Exercise →
Repeat every record exactly, but keep images out of the copy.

§ §

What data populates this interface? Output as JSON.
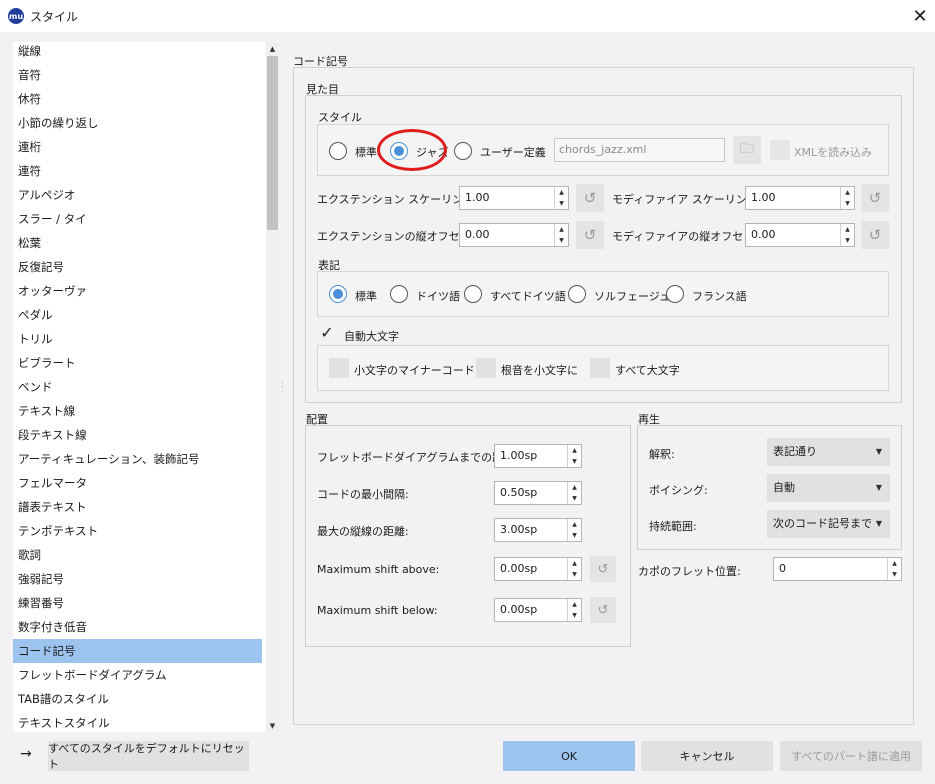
{
  "window": {
    "app_icon_text": "mu",
    "title": "スタイル",
    "close_icon": "close-icon"
  },
  "sidebar": {
    "items": [
      "縦線",
      "音符",
      "休符",
      "小節の繰り返し",
      "連桁",
      "連符",
      "アルペジオ",
      "スラー / タイ",
      "松葉",
      "反復記号",
      "オッターヴァ",
      "ペダル",
      "トリル",
      "ビブラート",
      "ベンド",
      "テキスト線",
      "段テキスト線",
      "アーティキュレーション、装飾記号",
      "フェルマータ",
      "譜表テキスト",
      "テンポテキスト",
      "歌詞",
      "強弱記号",
      "練習番号",
      "数字付き低音",
      "コード記号",
      "フレットボードダイアグラム",
      "TAB譜のスタイル",
      "テキストスタイル"
    ],
    "selected_index": 25
  },
  "page": {
    "title": "コード記号",
    "appearance": {
      "label": "見た目",
      "style_group": {
        "label": "スタイル",
        "options": [
          "標準",
          "ジャズ",
          "ユーザー定義"
        ],
        "selected": "ジャズ",
        "file_field_value": "chords_jazz.xml",
        "load_xml_label": "XMLを読み込み"
      },
      "extension_scaling": {
        "label": "エクステンション スケーリング:",
        "value": "1.00"
      },
      "modifier_scaling": {
        "label": "モディファイア スケーリング:",
        "value": "1.00"
      },
      "extension_offset": {
        "label": "エクステンションの縦オフセット:",
        "value": "0.00"
      },
      "modifier_offset": {
        "label": "モディファイアの縦オフセット:",
        "value": "0.00"
      },
      "notation": {
        "label": "表記",
        "options": [
          "標準",
          "ドイツ語",
          "すべてドイツ語",
          "ソルフェージュ",
          "フランス語"
        ],
        "selected": "標準"
      },
      "auto_capitalize": {
        "label": "自動大文字",
        "checked": true,
        "options": [
          "小文字のマイナーコード",
          "根音を小文字に",
          "すべて大文字"
        ]
      }
    },
    "placement": {
      "label": "配置",
      "rows": [
        {
          "label": "フレットボードダイアグラムまでの距離:",
          "value": "1.00sp"
        },
        {
          "label": "コードの最小間隔:",
          "value": "0.50sp"
        },
        {
          "label": "最大の縦線の距離:",
          "value": "3.00sp"
        },
        {
          "label": "Maximum shift above:",
          "value": "0.00sp"
        },
        {
          "label": "Maximum shift below:",
          "value": "0.00sp"
        }
      ]
    },
    "playback": {
      "label": "再生",
      "rows": [
        {
          "label": "解釈:",
          "value": "表記通り"
        },
        {
          "label": "ボイシング:",
          "value": "自動"
        },
        {
          "label": "持続範囲:",
          "value": "次のコード記号まで"
        }
      ]
    },
    "capo": {
      "label": "カポのフレット位置:",
      "value": "0"
    }
  },
  "footer": {
    "arrow_icon": "arrow-right-icon",
    "reset_all_label": "すべてのスタイルをデフォルトにリセット",
    "ok_label": "OK",
    "cancel_label": "キャンセル",
    "apply_all_label": "すべてのパート譜に適用"
  },
  "colors": {
    "selection": "#9dc4ee",
    "radio_checked": "#4a90d9",
    "annotation_circle": "#e01c1c"
  }
}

§ §

Problem solution →
What data populates this interface? Output as JSON.
{
  "window": {
    "app_icon_text": "mu",
    "title": "スタイル",
    "close_icon": "close-icon"
  },
  "sidebar": {
    "items": [
      "縦線",
      "音符",
      "休符",
      "小節の繰り返し",
      "連桁",
      "連符",
      "アルペジオ",
      "スラー / タイ",
      "松葉",
      "反復記号",
      "オッターヴァ",
      "ペダル",
      "トリル",
      "ビブラート",
      "ベンド",
      "テキスト線",
      "段テキスト線",
      "アーティキュレーション、装飾記号",
      "フェルマータ",
      "譜表テキスト",
      "テンポテキスト",
      "歌詞",
      "強弱記号",
      "練習番号",
      "数字付き低音",
      "コード記号",
      "フレットボードダイアグラム",
      "TAB譜のスタイル",
      "テキストスタイル"
    ],
    "selected_index": 25
  },
  "page": {
    "title": "コード記号",
    "appearance": {
      "label": "見た目",
      "style_group": {
        "label": "スタイル",
        "options": [
          "標準",
          "ジャズ",
          "ユーザー定義"
        ],
        "selected": "ジャズ",
        "file_field_value": "chords_jazz.xml",
        "load_xml_label": "XMLを読み込み"
      },
      "extension_scaling": {
        "label": "エクステンション スケーリング:",
        "value": "1.00"
      },
      "modifier_scaling": {
        "label": "モディファイア スケーリング:",
        "value": "1.00"
      },
      "extension_offset": {
        "label": "エクステンションの縦オフセット:",
        "value": "0.00"
      },
      "modifier_offset": {
        "label": "モディファイアの縦オフセット:",
        "value": "0.00"
      },
      "notation": {
        "label": "表記",
        "options": [
          "標準",
          "ドイツ語",
          "すべてドイツ語",
          "ソルフェージュ",
          "フランス語"
        ],
        "selected": "標準"
      },
      "auto_capitalize": {
        "label": "自動大文字",
        "checked": true,
        "options": [
          "小文字のマイナーコード",
          "根音を小文字に",
          "すべて大文字"
        ]
      }
    },
    "placement": {
      "label": "配置",
      "rows": [
        {
          "label": "フレットボードダイアグラムまでの距離:",
          "value": "1.00sp"
        },
        {
          "label": "コードの最小間隔:",
          "value": "0.50sp"
        },
        {
          "label": "最大の縦線の距離:",
          "value": "3.00sp"
        },
        {
          "label": "Maximum shift above:",
          "value": "0.00sp"
        },
        {
          "label": "Maximum shift below:",
          "value": "0.00sp"
        }
      ]
    },
    "playback": {
      "label": "再生",
      "rows": [
        {
          "label": "解釈:",
          "value": "表記通り"
        },
        {
          "label": "ボイシング:",
          "value": "自動"
        },
        {
          "label": "持続範囲:",
          "value": "次のコード記号まで"
        }
      ]
    },
    "capo": {
      "label": "カポのフレット位置:",
      "value": "0"
    }
  },
  "footer": {
    "arrow_icon": "arrow-right-icon",
    "reset_all_label": "すべてのスタイルをデフォルトにリセット",
    "ok_label": "OK",
    "cancel_label": "キャンセル",
    "apply_all_label": "すべてのパート譜に適用"
  },
  "colors": {
    "selection": "#9dc4ee",
    "radio_checked": "#4a90d9",
    "annotation_circle": "#e01c1c"
  }
}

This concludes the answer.